▶ [What is being asked]:
Scan the entries below and extract each line with the word "STUDENTI" in it.

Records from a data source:
--- START ---
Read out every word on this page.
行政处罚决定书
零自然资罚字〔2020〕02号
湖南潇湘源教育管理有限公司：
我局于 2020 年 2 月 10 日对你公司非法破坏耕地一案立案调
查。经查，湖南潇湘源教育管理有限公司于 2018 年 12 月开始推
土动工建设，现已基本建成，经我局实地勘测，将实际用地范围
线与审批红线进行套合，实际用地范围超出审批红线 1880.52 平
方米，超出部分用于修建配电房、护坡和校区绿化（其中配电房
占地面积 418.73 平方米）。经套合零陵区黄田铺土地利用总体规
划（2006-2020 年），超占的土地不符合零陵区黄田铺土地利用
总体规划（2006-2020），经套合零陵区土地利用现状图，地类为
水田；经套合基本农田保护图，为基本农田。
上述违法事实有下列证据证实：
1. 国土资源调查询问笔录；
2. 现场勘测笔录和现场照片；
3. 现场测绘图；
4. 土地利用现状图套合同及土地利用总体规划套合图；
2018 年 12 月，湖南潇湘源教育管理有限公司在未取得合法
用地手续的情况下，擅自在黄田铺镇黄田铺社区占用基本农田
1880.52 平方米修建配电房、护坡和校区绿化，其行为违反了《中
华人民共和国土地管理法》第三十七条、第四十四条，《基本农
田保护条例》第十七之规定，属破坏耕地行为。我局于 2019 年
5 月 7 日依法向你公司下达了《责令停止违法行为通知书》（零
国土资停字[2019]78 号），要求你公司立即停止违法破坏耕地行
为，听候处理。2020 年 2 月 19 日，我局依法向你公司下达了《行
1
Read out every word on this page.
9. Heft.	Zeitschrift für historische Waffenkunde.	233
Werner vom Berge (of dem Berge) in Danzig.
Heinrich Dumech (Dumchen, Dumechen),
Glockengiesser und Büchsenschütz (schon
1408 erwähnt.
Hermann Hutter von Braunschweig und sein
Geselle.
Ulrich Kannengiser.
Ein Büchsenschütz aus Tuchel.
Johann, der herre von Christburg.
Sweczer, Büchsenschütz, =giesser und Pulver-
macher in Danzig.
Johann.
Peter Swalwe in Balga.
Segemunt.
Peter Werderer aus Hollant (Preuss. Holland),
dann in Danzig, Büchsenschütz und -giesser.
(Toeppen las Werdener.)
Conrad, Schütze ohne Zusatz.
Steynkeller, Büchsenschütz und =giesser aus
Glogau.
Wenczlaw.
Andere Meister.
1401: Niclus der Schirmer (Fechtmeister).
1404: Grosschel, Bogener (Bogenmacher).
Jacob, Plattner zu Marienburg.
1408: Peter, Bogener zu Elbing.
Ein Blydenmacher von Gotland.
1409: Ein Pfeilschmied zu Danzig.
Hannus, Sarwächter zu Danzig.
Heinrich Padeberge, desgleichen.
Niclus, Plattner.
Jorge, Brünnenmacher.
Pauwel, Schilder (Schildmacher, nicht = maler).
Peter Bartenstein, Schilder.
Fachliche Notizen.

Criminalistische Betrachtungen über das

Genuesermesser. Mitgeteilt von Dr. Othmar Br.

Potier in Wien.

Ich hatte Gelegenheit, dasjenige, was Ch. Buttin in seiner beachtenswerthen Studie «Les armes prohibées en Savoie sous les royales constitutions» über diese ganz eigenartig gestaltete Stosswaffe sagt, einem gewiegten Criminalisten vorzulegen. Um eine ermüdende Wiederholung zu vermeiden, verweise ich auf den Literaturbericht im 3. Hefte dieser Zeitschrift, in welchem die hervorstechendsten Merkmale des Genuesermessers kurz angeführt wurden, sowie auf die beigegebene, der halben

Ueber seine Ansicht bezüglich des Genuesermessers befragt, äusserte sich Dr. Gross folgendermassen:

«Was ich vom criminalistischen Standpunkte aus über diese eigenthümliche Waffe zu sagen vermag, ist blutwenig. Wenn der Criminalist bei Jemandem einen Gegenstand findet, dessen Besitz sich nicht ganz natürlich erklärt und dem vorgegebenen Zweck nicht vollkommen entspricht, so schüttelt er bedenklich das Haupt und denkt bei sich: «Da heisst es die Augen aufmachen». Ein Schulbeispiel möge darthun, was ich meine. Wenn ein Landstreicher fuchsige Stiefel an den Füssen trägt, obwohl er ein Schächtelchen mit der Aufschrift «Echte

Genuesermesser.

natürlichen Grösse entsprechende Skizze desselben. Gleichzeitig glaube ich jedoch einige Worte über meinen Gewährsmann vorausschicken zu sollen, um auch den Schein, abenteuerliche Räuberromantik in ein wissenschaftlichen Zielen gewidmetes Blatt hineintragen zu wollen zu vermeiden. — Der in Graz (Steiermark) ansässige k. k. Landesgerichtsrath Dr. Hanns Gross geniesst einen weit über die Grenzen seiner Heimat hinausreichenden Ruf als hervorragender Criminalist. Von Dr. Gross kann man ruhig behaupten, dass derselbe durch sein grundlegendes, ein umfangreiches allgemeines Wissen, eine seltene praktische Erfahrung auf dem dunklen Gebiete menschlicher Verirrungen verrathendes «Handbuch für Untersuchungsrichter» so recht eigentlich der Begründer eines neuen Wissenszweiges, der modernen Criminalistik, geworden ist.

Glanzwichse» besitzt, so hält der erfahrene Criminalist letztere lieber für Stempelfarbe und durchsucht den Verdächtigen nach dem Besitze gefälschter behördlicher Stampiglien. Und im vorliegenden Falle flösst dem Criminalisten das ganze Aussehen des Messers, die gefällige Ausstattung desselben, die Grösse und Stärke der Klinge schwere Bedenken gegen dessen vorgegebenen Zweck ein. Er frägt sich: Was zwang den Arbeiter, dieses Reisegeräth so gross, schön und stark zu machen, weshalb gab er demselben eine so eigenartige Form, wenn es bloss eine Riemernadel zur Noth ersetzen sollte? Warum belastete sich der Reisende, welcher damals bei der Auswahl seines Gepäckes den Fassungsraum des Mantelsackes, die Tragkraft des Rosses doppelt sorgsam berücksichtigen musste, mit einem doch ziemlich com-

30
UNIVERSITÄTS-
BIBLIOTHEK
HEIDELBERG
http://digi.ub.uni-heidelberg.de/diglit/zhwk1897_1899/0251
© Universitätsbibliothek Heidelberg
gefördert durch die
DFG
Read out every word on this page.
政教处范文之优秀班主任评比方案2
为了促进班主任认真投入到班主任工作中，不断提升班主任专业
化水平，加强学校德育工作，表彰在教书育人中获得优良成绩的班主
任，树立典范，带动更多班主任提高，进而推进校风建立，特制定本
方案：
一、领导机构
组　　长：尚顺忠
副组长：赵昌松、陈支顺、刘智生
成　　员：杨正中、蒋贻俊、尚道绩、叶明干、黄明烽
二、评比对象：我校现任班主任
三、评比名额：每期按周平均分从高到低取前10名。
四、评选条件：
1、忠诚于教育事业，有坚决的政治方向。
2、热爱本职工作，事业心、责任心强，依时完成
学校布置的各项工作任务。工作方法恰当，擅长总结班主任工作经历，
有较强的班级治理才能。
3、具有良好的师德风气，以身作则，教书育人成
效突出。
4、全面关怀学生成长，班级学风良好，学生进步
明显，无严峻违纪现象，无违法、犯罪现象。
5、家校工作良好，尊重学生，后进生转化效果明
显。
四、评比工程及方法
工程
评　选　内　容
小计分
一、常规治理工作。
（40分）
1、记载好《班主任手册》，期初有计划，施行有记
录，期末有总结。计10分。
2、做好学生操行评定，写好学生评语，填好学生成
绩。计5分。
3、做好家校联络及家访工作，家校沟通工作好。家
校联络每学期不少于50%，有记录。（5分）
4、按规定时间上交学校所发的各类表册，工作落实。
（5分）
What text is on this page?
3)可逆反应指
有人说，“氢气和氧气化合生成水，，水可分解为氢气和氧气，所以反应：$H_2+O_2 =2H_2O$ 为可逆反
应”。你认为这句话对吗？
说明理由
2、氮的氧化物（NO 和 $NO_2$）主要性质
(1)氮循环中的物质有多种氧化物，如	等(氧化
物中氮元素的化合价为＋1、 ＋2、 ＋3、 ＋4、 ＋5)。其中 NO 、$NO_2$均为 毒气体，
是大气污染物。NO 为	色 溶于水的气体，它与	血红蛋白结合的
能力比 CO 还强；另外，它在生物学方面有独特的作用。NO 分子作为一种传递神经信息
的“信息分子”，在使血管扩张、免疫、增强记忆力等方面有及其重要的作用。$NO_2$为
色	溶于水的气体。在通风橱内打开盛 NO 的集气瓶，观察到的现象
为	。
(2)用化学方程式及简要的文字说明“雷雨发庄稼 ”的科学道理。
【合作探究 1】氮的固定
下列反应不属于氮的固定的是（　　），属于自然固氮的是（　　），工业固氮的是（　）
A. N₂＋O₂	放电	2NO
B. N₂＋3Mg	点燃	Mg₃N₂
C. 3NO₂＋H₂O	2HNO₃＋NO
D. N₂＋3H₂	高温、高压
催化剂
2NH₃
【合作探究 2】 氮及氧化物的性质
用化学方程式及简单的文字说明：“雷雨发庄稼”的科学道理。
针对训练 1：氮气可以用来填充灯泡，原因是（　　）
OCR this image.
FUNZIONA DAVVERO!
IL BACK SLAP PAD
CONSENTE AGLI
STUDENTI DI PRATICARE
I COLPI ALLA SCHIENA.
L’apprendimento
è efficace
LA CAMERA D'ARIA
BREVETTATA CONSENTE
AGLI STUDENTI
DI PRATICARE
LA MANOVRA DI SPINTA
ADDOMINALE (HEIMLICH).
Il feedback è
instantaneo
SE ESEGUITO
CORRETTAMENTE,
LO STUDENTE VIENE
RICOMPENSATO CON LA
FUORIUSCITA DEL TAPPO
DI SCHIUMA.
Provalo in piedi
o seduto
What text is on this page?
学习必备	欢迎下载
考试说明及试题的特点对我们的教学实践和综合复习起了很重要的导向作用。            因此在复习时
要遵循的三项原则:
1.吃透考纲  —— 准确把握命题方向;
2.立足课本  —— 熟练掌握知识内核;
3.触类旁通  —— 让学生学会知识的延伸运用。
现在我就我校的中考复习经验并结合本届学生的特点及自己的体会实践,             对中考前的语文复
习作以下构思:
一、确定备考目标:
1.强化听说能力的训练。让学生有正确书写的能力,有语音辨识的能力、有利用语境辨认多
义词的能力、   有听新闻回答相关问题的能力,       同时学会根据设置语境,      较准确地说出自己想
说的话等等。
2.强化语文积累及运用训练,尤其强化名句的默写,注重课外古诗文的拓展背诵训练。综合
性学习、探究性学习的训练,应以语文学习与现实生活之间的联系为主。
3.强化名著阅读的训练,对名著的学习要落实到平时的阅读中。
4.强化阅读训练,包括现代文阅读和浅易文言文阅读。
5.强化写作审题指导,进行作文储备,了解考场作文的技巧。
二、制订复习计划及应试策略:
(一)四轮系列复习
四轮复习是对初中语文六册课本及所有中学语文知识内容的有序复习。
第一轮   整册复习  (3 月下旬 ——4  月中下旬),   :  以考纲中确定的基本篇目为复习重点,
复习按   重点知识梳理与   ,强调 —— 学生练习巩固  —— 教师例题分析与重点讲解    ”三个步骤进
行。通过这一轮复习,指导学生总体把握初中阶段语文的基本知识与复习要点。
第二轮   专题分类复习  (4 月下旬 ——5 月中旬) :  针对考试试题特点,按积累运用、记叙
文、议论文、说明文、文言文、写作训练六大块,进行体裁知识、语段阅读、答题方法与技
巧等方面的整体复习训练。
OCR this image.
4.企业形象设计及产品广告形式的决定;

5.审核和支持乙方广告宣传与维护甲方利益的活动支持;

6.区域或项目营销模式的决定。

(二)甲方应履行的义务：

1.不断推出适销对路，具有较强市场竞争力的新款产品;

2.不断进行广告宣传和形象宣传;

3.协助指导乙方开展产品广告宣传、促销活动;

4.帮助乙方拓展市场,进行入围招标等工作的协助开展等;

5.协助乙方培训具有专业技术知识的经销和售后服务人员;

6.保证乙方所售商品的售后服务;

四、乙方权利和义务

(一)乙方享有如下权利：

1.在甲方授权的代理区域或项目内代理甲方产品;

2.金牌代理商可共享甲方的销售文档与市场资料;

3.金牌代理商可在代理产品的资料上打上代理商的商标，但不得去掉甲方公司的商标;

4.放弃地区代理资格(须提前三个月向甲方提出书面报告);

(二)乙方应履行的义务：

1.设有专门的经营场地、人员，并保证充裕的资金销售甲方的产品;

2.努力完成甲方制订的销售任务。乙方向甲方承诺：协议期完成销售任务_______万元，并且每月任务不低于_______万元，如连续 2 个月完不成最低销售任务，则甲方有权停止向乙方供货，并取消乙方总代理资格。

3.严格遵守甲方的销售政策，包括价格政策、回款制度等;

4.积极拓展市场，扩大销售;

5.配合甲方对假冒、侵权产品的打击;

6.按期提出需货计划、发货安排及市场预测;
--- END ---
▶ [Solution for this task]:
STUDENTI DI PRATICARE
AGLI STUDENTI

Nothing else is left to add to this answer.